* Start EXERCISE MATERIALS *
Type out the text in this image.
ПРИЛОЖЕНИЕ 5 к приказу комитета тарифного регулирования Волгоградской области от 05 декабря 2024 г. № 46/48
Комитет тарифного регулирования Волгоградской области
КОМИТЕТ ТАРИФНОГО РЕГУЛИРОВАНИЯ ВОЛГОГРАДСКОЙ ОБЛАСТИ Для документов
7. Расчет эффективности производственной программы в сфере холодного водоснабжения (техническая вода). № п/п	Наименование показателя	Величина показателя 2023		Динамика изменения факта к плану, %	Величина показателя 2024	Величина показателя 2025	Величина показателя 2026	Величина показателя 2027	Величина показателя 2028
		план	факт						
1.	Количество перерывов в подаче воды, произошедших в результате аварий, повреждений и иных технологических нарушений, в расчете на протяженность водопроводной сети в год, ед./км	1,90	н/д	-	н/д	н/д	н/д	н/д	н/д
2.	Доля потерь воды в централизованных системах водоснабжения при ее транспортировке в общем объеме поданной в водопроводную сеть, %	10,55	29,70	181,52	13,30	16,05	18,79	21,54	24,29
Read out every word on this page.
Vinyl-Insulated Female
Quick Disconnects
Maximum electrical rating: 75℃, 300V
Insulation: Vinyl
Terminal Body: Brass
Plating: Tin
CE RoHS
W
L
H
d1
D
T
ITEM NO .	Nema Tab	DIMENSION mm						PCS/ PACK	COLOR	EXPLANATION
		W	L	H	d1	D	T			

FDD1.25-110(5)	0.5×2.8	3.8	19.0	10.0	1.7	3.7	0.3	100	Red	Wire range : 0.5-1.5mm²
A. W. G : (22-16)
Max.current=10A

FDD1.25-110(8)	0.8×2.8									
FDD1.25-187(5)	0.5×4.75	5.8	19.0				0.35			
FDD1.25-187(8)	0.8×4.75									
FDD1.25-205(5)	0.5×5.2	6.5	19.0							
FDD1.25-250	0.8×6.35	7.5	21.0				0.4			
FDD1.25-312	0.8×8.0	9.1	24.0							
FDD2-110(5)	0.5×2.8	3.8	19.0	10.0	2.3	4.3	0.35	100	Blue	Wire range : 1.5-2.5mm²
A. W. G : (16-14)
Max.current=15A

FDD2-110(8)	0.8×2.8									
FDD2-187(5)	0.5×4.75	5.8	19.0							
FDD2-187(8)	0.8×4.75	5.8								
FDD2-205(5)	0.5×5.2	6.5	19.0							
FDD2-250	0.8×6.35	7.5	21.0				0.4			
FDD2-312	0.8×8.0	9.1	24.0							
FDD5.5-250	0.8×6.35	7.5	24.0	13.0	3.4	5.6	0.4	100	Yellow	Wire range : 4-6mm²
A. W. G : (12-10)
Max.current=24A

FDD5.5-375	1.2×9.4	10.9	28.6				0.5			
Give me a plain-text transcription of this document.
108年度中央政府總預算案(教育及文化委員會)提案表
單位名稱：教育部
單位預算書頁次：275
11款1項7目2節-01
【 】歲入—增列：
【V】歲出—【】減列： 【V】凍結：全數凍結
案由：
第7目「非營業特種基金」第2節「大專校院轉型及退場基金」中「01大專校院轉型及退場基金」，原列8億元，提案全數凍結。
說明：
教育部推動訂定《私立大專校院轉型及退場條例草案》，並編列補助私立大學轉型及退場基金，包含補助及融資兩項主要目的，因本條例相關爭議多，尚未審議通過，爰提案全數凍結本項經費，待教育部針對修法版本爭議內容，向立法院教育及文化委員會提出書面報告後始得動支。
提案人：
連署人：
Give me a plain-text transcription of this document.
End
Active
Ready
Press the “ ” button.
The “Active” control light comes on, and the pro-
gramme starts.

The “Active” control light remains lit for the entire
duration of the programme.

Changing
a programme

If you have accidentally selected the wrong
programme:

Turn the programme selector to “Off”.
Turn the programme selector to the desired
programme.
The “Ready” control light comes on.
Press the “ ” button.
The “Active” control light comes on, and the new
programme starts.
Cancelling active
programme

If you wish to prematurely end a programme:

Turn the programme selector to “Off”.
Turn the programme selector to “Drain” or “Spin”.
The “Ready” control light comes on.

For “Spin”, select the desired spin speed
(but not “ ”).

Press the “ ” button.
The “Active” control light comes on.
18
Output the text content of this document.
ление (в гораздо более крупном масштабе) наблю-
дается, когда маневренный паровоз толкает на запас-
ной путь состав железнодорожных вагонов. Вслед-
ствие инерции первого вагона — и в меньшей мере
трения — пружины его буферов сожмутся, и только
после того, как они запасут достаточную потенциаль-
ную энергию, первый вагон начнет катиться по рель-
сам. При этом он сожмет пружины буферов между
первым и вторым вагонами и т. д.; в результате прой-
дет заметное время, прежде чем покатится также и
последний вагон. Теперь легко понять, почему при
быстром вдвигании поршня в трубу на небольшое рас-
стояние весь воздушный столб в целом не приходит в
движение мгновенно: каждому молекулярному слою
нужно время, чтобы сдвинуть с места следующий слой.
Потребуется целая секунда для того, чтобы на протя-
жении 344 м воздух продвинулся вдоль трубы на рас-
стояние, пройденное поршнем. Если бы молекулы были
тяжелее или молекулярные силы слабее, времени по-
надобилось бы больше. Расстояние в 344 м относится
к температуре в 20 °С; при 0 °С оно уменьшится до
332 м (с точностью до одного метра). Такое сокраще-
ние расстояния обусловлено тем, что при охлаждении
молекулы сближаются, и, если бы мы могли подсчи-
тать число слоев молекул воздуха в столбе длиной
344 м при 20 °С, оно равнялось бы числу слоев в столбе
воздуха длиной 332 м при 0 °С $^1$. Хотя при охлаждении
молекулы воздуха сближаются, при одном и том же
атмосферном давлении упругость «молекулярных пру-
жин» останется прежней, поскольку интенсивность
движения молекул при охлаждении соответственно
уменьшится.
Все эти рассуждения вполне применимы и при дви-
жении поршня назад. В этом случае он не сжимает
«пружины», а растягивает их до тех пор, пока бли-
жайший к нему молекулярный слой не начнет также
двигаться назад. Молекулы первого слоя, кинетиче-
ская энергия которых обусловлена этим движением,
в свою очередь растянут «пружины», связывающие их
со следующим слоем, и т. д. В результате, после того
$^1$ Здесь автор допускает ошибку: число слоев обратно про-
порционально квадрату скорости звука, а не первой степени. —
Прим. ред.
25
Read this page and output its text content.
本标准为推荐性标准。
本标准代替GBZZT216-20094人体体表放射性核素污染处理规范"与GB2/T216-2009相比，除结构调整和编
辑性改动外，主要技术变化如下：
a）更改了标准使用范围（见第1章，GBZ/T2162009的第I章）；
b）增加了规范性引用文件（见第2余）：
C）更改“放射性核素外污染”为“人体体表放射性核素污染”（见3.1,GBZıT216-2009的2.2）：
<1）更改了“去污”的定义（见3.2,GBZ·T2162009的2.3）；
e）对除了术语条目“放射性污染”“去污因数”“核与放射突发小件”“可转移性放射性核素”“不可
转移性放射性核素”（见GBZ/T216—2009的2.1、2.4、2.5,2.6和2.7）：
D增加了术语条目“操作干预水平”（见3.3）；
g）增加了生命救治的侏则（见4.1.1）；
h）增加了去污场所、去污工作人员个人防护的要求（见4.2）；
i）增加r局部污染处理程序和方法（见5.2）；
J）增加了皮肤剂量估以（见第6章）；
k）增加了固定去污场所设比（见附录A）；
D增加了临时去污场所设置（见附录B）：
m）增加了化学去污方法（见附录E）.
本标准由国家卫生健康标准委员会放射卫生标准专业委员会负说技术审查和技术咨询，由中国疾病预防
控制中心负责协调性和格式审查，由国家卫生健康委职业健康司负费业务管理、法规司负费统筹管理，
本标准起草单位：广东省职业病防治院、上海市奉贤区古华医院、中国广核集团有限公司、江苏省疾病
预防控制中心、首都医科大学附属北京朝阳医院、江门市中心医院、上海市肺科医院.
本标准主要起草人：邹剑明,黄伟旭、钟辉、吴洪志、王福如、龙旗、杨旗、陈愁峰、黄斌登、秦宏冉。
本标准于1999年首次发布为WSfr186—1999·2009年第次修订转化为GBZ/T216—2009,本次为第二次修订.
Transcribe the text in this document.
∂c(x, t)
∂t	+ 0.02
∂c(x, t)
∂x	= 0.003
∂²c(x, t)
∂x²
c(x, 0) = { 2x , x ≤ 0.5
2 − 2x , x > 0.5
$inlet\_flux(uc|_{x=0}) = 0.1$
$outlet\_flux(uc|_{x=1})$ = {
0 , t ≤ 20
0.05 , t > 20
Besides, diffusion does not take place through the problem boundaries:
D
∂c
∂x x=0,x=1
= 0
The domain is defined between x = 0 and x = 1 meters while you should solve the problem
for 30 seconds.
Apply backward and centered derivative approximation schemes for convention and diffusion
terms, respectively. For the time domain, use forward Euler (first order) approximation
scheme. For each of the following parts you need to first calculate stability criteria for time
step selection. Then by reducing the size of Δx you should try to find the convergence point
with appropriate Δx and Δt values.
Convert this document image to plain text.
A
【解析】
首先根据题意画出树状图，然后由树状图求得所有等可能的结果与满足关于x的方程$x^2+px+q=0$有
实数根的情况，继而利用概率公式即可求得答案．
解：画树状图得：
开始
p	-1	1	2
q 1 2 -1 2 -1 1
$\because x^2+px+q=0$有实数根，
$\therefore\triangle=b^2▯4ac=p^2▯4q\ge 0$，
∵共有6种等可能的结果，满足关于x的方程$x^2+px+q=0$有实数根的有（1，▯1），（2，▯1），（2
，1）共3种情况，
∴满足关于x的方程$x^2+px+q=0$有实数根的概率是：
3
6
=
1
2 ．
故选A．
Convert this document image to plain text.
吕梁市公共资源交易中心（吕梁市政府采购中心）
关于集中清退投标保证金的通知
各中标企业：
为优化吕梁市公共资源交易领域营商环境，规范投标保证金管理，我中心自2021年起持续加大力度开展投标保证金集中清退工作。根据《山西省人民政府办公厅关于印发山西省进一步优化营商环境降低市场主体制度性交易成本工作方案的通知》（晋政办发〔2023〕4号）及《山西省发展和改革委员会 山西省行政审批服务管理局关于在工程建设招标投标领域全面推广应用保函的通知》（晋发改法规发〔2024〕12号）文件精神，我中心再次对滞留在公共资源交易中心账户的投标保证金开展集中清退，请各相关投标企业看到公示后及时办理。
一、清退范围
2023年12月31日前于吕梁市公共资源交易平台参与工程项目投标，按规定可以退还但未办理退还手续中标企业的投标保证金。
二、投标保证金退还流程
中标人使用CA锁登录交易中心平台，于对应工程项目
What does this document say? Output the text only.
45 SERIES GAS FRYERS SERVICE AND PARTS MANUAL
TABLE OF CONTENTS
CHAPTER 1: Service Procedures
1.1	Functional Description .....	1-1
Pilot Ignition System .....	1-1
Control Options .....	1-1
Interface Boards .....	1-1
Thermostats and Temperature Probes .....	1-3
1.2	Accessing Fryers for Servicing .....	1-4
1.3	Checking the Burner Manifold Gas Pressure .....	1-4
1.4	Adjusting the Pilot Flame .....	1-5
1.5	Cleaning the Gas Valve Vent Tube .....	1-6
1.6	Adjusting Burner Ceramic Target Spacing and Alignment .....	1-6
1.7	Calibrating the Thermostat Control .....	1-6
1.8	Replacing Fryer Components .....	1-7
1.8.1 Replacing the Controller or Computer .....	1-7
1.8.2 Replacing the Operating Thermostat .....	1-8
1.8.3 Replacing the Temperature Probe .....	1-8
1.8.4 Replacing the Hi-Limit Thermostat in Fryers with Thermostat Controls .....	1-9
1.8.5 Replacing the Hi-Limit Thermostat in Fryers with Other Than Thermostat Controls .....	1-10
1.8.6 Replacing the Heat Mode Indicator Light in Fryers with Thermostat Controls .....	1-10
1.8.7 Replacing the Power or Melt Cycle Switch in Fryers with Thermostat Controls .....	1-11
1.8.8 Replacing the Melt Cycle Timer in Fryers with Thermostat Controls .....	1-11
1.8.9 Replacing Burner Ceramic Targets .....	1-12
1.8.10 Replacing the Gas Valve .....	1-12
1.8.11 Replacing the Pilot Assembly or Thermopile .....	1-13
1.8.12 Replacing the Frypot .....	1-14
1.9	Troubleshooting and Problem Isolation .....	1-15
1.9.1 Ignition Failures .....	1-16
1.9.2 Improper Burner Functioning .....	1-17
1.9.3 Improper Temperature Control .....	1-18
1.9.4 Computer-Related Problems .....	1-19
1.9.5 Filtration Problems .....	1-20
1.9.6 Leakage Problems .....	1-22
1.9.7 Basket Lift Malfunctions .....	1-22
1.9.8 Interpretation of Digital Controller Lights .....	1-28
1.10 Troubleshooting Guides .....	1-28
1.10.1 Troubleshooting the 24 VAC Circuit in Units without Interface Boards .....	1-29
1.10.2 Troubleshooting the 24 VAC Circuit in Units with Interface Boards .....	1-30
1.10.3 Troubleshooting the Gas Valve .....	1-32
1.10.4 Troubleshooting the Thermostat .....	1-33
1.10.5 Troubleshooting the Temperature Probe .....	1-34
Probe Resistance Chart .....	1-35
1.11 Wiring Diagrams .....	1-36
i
* End EXERCISE MATERIALS *
WHAT YOU NEED TO DO - Report each line in the preceding entries that holds the string "Troubleshooting".

SOLVED EXERCISE -
1.9	Troubleshooting and Problem Isolation .....	1-15
1.10 Troubleshooting Guides .....	1-28
1.10.1 Troubleshooting the 24 VAC Circuit in Units without Interface Boards .....	1-29
1.10.2 Troubleshooting the 24 VAC Circuit in Units with Interface Boards .....	1-30
1.10.3 Troubleshooting the Gas Valve .....	1-32
1.10.4 Troubleshooting the Thermostat .....	1-33
1.10.5 Troubleshooting the Temperature Probe .....	1-34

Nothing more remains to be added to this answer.